--- Start of MATERIAL PROVIDED ---

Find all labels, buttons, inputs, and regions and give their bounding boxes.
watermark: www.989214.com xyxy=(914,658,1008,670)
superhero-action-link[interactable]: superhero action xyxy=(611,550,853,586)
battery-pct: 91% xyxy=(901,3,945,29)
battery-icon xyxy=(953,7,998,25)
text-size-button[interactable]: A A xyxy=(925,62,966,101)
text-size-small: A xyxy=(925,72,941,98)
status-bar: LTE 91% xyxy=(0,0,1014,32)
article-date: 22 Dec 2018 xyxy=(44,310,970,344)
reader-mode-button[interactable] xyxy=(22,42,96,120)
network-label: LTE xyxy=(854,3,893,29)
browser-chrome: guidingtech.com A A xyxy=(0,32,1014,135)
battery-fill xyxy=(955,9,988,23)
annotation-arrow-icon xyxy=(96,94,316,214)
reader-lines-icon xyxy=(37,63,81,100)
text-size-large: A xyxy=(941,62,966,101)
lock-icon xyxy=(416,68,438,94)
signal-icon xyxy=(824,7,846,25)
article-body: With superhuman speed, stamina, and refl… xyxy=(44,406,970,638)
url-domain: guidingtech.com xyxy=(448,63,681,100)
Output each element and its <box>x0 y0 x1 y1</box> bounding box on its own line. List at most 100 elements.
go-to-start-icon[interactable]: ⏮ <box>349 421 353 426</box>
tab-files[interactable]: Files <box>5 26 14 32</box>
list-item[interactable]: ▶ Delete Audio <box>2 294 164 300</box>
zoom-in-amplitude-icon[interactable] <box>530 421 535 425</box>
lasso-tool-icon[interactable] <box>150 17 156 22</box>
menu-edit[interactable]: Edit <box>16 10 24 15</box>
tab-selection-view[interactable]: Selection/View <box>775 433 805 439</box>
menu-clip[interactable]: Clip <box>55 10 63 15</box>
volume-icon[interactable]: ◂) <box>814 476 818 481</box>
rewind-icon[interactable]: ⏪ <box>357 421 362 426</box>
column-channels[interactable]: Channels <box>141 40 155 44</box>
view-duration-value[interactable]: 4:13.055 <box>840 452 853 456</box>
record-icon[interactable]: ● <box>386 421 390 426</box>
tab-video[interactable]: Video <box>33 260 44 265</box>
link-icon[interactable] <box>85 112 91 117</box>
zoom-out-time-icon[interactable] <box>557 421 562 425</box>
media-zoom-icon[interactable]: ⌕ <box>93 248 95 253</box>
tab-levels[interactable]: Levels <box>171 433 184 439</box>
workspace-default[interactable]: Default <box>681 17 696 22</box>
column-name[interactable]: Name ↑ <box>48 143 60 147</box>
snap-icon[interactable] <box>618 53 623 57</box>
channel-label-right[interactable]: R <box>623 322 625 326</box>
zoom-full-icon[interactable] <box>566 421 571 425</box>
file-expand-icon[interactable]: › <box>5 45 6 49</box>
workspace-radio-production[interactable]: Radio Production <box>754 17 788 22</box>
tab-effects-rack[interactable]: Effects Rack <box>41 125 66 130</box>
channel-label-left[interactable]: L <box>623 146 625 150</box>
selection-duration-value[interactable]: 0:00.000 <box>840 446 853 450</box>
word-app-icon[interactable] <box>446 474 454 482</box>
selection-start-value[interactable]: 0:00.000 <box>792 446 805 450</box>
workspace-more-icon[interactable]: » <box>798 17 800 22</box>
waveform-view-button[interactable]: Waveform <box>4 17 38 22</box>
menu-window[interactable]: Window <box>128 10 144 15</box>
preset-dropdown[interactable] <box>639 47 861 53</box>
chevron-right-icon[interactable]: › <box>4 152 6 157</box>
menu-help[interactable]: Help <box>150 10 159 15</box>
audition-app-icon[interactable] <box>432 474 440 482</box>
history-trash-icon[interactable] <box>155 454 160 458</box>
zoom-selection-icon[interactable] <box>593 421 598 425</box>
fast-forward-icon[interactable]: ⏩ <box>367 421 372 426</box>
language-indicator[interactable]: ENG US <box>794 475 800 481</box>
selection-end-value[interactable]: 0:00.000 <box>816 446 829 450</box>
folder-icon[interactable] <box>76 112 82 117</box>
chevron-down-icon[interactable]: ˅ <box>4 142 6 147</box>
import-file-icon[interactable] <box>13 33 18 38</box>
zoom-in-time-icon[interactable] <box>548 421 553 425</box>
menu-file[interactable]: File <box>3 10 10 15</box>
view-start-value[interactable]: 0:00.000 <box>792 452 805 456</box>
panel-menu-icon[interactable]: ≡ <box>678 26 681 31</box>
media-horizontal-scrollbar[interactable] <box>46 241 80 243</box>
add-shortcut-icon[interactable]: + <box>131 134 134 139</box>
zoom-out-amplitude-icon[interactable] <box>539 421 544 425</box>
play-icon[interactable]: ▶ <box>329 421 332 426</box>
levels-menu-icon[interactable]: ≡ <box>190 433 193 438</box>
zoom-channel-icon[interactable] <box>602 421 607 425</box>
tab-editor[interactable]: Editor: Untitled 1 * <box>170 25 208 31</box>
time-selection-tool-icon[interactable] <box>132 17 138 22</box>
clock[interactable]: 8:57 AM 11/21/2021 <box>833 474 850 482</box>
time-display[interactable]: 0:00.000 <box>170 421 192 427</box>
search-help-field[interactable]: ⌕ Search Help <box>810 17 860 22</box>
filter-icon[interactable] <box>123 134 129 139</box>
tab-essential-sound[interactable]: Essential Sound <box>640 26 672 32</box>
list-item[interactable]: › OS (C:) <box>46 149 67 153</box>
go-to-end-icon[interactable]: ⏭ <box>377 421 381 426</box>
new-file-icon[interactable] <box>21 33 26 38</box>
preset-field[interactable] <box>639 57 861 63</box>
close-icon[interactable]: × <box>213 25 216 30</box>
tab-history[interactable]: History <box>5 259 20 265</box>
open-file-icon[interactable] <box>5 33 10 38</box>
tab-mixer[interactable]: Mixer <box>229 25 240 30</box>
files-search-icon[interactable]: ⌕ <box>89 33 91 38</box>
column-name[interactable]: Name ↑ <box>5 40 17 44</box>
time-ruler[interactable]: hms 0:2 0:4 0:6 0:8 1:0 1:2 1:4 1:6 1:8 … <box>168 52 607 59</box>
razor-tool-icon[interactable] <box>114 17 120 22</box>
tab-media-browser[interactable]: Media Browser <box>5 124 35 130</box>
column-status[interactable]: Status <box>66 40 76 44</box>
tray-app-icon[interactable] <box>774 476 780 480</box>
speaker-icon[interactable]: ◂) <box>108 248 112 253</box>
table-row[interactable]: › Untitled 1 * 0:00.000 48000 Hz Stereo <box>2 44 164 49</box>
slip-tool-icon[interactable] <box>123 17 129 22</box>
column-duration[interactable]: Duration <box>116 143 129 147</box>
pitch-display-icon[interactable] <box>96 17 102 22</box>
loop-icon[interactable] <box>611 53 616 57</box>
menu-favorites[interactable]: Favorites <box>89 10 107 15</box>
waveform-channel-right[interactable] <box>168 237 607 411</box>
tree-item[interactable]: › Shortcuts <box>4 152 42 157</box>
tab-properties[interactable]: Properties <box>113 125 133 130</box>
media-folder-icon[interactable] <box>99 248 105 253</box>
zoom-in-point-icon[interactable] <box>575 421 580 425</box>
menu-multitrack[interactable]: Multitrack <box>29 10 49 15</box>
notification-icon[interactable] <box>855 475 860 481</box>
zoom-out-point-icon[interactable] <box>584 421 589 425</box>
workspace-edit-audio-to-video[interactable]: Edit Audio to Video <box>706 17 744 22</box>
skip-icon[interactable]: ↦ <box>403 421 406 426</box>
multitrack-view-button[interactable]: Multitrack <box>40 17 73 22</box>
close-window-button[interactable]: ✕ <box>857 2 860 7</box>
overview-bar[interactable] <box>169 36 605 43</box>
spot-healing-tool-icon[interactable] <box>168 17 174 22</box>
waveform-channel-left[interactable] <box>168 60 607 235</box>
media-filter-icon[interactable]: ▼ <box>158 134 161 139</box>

--- End of MATERIAL PROVIDED ---

WHAT THE TASK REQUIRES :: Rewrite the annotated region listings as a numbered list, from the first line up to and including the line containing "Output each element". Leave out any blank lines.

WRITTEN SOLUTION ::
1. Find all labels, buttons, inputs, and regions and give their bounding boxes.
2. watermark: www.989214.com xyxy=(914,658,1008,670)
3. superhero-action-link[interactable]: superhero action xyxy=(611,550,853,586)
4. battery-pct: 91% xyxy=(901,3,945,29)
5. battery-icon xyxy=(953,7,998,25)
6. text-size-button[interactable]: A A xyxy=(925,62,966,101)
7. text-size-small: A xyxy=(925,72,941,98)
8. status-bar: LTE 91% xyxy=(0,0,1014,32)
9. article-date: 22 Dec 2018 xyxy=(44,310,970,344)
10. reader-mode-button[interactable] xyxy=(22,42,96,120)
11. network-label: LTE xyxy=(854,3,893,29)
12. browser-chrome: guidingtech.com A A xyxy=(0,32,1014,135)
13. battery-fill xyxy=(955,9,988,23)
14. annotation-arrow-icon xyxy=(96,94,316,214)
15. reader-lines-icon xyxy=(37,63,81,100)
16. text-size-large: A xyxy=(941,62,966,101)
17. lock-icon xyxy=(416,68,438,94)
18. signal-icon xyxy=(824,7,846,25)
19. article-body: With superhuman speed, stamina, and refl… xyxy=(44,406,970,638)
20. url-domain: guidingtech.com xyxy=(448,63,681,100)
21. Output each element and its <box>x0 y0 x1 y1</box> bounding box on its own line. List at most 100 elements.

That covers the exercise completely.